Show every line in the entries below where the word "Variant" appears.
— start of EXTRACTED DATA —
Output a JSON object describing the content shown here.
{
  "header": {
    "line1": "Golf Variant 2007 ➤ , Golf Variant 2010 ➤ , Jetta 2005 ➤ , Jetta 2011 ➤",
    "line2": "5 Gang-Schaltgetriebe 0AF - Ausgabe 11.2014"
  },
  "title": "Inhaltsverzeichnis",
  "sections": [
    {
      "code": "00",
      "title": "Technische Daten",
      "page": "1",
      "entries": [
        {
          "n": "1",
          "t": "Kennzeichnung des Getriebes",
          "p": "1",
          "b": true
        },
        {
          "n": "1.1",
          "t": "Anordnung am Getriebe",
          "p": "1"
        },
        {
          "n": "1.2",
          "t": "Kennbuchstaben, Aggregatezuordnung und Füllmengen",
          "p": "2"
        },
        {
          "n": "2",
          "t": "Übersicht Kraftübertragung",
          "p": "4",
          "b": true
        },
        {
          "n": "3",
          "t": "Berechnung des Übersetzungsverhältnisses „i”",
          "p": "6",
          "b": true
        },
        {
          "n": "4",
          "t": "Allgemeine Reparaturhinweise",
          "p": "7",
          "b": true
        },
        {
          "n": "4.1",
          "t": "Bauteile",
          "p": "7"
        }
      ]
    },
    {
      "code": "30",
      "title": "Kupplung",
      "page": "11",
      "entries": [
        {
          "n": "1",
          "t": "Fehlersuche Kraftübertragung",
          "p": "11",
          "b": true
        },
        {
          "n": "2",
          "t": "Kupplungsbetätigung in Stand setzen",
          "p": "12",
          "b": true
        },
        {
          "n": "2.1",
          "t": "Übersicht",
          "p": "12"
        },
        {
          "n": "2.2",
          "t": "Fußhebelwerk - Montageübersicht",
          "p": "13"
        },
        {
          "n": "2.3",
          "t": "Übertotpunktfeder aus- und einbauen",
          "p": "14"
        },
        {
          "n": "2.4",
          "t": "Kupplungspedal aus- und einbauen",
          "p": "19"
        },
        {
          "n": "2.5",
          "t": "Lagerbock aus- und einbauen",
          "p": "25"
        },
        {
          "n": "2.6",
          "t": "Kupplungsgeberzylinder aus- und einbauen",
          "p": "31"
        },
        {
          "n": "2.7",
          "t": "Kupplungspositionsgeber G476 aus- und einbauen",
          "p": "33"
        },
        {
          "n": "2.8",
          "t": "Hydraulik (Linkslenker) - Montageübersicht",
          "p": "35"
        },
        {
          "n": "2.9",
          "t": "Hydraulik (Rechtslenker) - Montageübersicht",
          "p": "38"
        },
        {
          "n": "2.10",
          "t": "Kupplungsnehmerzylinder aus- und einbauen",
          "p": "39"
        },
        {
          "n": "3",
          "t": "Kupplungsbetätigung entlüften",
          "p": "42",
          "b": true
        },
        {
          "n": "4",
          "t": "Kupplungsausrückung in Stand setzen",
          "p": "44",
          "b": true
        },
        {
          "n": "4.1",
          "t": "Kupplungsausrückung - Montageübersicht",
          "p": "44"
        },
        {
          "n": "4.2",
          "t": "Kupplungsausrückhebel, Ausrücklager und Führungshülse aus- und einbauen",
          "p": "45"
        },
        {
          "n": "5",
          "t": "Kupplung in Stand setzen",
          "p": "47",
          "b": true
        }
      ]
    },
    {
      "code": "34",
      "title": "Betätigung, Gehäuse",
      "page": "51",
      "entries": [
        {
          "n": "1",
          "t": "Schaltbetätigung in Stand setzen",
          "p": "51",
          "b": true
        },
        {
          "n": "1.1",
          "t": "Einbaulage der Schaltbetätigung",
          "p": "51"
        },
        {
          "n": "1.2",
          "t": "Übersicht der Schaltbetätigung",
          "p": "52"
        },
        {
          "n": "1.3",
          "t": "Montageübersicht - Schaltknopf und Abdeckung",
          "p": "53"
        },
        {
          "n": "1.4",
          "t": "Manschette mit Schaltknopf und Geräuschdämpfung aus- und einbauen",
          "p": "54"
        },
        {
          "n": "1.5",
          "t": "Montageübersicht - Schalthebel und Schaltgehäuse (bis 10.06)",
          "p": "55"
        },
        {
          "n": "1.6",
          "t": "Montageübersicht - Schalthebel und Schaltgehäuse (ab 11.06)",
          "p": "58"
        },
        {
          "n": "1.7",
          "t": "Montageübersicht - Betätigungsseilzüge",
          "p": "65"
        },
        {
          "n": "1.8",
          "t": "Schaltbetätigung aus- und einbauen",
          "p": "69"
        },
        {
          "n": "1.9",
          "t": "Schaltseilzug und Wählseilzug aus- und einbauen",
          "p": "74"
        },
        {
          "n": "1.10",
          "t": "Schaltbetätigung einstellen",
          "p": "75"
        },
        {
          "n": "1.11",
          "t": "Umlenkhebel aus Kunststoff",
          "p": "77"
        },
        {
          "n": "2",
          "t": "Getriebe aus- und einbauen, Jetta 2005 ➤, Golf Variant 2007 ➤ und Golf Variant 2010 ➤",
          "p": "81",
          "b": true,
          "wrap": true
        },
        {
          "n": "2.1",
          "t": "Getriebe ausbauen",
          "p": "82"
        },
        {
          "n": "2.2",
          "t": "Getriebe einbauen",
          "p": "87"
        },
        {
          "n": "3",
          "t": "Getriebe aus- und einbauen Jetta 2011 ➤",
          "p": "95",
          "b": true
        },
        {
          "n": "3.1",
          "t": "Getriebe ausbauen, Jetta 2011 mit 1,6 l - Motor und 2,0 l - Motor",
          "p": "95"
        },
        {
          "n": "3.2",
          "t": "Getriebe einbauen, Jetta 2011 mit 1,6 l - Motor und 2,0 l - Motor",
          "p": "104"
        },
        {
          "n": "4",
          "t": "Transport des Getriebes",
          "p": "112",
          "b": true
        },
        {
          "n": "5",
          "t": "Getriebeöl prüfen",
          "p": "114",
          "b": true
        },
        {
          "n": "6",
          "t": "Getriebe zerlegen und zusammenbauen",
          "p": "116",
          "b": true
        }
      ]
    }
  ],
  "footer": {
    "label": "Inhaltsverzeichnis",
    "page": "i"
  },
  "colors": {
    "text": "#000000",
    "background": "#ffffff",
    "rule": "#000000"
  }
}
— end of EXTRACTED DATA —
COMPLETED EXERCISE:
    "line1": "Golf Variant 2007 ➤ , Golf Variant 2010 ➤ , Jetta 2005 ➤ , Jetta 2011 ➤",
          "t": "Getriebe aus- und einbauen, Jetta 2005 ➤, Golf Variant 2007 ➤ und Golf Variant 2010 ➤",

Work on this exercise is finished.